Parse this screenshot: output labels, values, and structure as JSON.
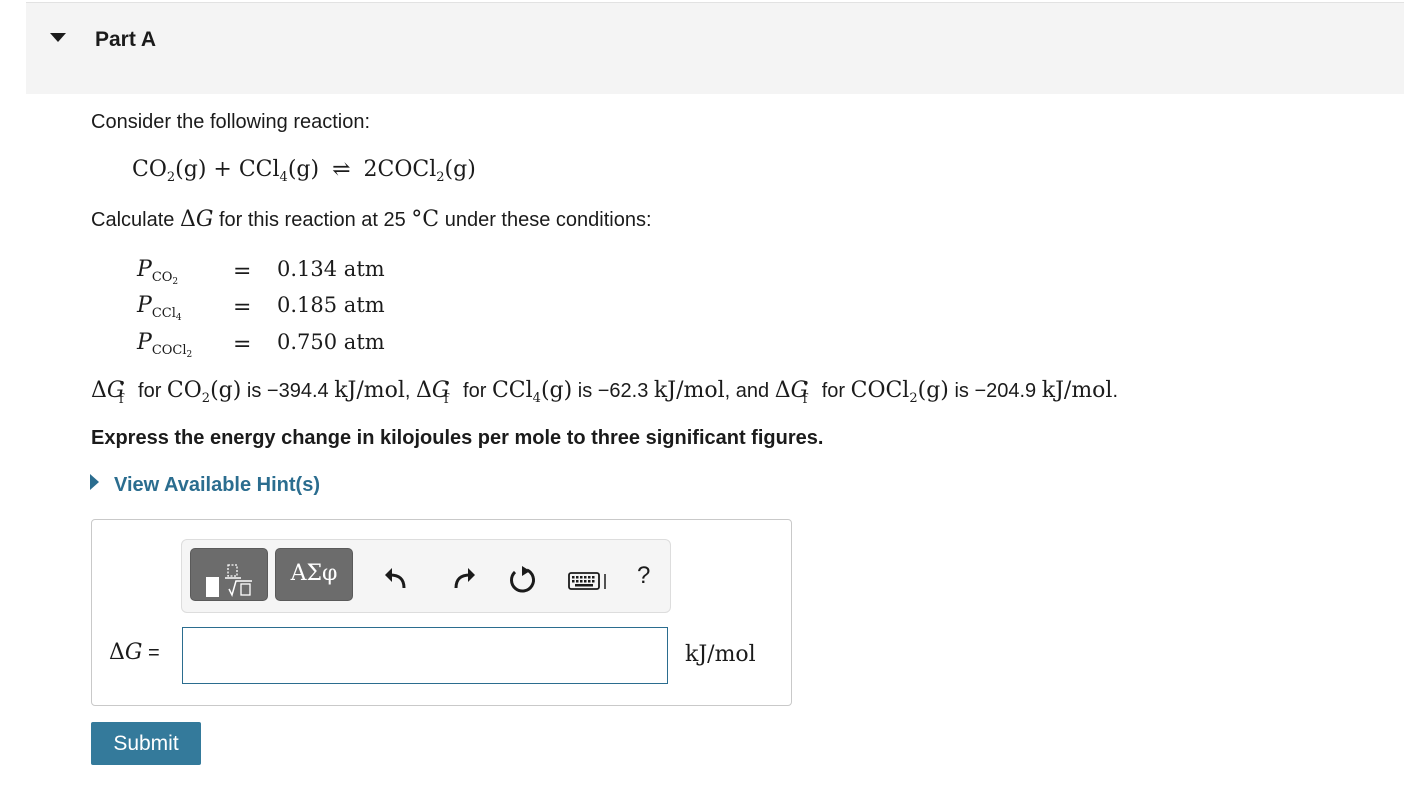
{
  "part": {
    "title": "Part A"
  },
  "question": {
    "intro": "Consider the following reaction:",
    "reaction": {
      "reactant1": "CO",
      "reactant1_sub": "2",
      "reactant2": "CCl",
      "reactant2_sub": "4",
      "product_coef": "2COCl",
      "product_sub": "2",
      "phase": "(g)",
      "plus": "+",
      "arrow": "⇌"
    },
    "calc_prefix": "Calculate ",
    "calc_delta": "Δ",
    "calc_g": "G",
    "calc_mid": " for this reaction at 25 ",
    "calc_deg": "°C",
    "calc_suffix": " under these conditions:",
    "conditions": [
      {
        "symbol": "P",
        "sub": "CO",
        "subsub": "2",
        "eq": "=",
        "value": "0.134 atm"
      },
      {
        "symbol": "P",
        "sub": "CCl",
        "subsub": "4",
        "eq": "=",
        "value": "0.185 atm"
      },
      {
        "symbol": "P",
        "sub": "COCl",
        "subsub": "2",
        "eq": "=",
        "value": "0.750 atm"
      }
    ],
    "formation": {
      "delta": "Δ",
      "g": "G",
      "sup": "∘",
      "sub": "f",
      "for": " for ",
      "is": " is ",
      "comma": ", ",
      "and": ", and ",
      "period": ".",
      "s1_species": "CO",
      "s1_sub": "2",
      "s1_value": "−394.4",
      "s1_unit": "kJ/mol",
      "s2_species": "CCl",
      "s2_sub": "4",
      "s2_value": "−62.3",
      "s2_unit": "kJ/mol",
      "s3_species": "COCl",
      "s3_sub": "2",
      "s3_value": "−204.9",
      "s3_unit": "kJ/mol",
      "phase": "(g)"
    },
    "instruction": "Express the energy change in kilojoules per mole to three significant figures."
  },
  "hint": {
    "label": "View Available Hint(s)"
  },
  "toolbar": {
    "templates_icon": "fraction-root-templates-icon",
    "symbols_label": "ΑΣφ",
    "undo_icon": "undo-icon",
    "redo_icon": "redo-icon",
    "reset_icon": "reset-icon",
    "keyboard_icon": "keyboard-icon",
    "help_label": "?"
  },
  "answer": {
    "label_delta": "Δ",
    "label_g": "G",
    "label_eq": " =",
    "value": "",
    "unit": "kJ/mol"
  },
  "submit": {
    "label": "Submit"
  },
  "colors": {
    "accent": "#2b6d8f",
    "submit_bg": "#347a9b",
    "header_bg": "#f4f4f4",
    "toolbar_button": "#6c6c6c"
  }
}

==================================================

From the records given above, reproduce all text exactly and exclude each picture.

Parse this screenshot: output labels, values, and structure as JSON.
{
  "part": {
    "title": "Part A"
  },
  "question": {
    "intro": "Consider the following reaction:",
    "reaction": {
      "reactant1": "CO",
      "reactant1_sub": "2",
      "reactant2": "CCl",
      "reactant2_sub": "4",
      "product_coef": "2COCl",
      "product_sub": "2",
      "phase": "(g)",
      "plus": "+",
      "arrow": "⇌"
    },
    "calc_prefix": "Calculate ",
    "calc_delta": "Δ",
    "calc_g": "G",
    "calc_mid": " for this reaction at 25 ",
    "calc_deg": "°C",
    "calc_suffix": " under these conditions:",
    "conditions": [
      {
        "symbol": "P",
        "sub": "CO",
        "subsub": "2",
        "eq": "=",
        "value": "0.134 atm"
      },
      {
        "symbol": "P",
        "sub": "CCl",
        "subsub": "4",
        "eq": "=",
        "value": "0.185 atm"
      },
      {
        "symbol": "P",
        "sub": "COCl",
        "subsub": "2",
        "eq": "=",
        "value": "0.750 atm"
      }
    ],
    "formation": {
      "delta": "Δ",
      "g": "G",
      "sup": "∘",
      "sub": "f",
      "for": " for ",
      "is": " is ",
      "comma": ", ",
      "and": ", and ",
      "period": ".",
      "s1_species": "CO",
      "s1_sub": "2",
      "s1_value": "−394.4",
      "s1_unit": "kJ/mol",
      "s2_species": "CCl",
      "s2_sub": "4",
      "s2_value": "−62.3",
      "s2_unit": "kJ/mol",
      "s3_species": "COCl",
      "s3_sub": "2",
      "s3_value": "−204.9",
      "s3_unit": "kJ/mol",
      "phase": "(g)"
    },
    "instruction": "Express the energy change in kilojoules per mole to three significant figures."
  },
  "hint": {
    "label": "View Available Hint(s)"
  },
  "toolbar": {
    "templates_icon": "fraction-root-templates-icon",
    "symbols_label": "ΑΣφ",
    "undo_icon": "undo-icon",
    "redo_icon": "redo-icon",
    "reset_icon": "reset-icon",
    "keyboard_icon": "keyboard-icon",
    "help_label": "?"
  },
  "answer": {
    "label_delta": "Δ",
    "label_g": "G",
    "label_eq": " =",
    "value": "",
    "unit": "kJ/mol"
  },
  "submit": {
    "label": "Submit"
  },
  "colors": {
    "accent": "#2b6d8f",
    "submit_bg": "#347a9b",
    "header_bg": "#f4f4f4",
    "toolbar_button": "#6c6c6c"
  }
}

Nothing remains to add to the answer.